##### Records supplied
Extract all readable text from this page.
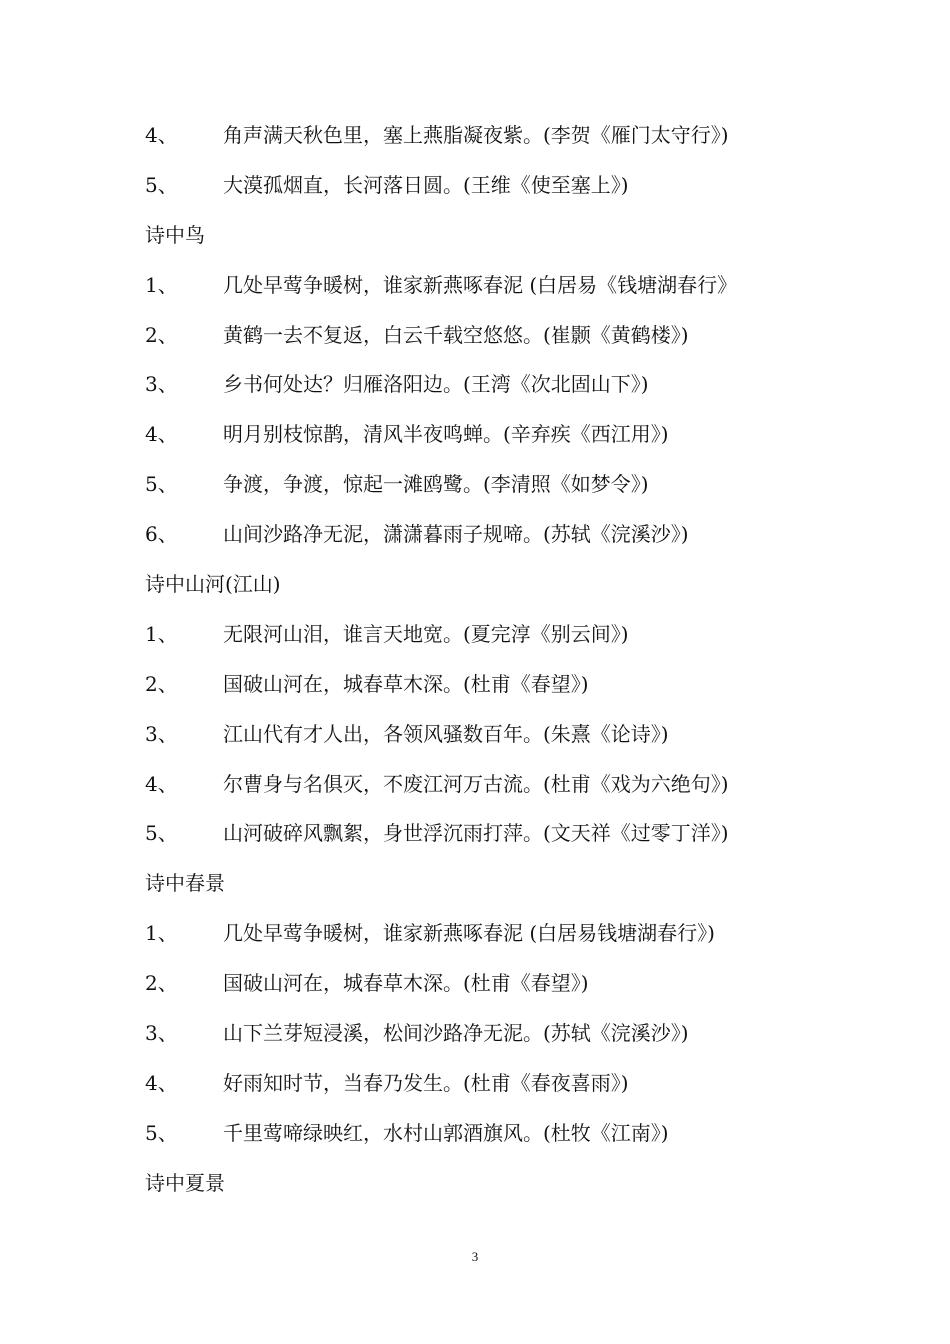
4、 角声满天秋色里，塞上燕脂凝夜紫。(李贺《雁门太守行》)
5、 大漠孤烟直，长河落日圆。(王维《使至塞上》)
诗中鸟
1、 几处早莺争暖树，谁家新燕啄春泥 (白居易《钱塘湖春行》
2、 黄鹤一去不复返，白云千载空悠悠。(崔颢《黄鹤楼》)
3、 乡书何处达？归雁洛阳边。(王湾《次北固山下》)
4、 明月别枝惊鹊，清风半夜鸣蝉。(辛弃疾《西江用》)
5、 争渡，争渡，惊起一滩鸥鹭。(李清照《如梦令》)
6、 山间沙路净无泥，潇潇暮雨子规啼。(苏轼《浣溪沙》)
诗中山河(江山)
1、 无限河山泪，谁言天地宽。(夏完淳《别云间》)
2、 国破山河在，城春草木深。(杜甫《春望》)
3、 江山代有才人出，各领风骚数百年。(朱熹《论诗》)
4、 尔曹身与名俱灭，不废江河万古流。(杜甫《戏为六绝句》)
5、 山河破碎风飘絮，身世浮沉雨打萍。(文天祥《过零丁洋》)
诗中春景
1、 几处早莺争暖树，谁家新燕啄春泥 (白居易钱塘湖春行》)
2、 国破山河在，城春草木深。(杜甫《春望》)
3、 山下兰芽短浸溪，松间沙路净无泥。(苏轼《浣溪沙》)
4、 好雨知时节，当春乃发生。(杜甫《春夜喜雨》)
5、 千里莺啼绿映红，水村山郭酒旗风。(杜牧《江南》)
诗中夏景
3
##########
##### Records supplied
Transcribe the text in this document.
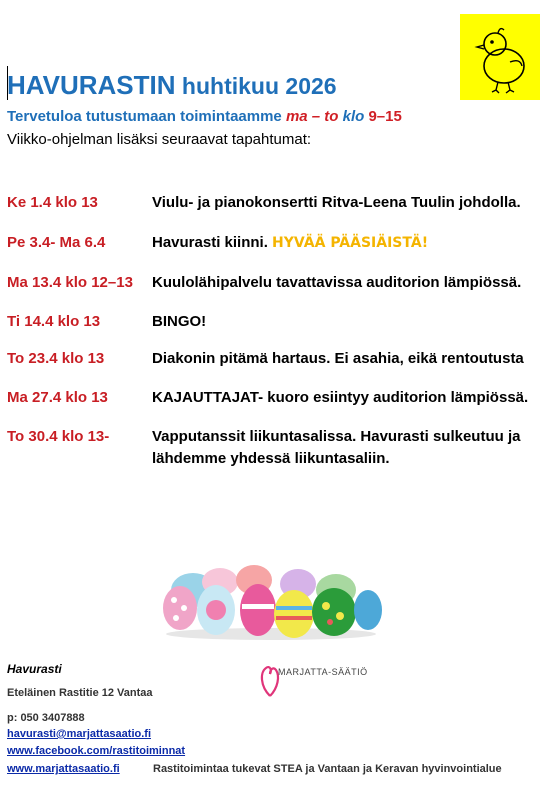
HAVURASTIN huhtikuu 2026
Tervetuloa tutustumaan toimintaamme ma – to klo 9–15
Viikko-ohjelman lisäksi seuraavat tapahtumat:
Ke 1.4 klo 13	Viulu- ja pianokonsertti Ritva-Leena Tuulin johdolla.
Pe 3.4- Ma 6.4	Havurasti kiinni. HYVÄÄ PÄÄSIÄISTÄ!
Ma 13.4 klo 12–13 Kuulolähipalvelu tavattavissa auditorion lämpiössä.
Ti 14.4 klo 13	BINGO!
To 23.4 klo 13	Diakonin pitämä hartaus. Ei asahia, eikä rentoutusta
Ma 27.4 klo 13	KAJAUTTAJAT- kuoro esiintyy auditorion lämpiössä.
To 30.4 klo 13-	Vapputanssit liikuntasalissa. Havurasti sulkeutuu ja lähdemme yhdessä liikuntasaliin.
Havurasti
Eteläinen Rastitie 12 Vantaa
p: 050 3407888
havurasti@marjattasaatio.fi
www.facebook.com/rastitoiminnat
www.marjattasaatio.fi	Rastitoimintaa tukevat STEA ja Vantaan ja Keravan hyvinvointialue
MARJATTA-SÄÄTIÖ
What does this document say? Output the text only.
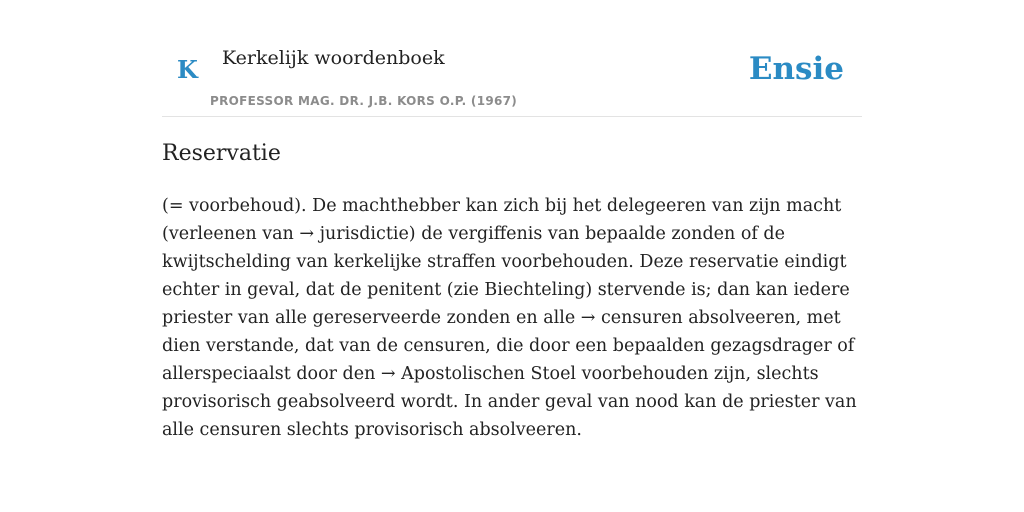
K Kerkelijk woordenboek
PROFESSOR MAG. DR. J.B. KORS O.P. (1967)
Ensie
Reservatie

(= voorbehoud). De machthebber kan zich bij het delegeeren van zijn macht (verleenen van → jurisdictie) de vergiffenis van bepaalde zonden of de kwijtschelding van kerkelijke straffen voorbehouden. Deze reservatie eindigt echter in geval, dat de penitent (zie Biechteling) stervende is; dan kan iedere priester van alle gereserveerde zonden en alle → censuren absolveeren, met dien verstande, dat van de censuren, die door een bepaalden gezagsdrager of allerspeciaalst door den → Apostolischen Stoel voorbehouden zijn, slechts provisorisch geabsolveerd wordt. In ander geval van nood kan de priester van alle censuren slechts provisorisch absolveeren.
##########
Going through the data above, count the lines where the string "document" appears, and answer with only that number.

- _Solution below_
2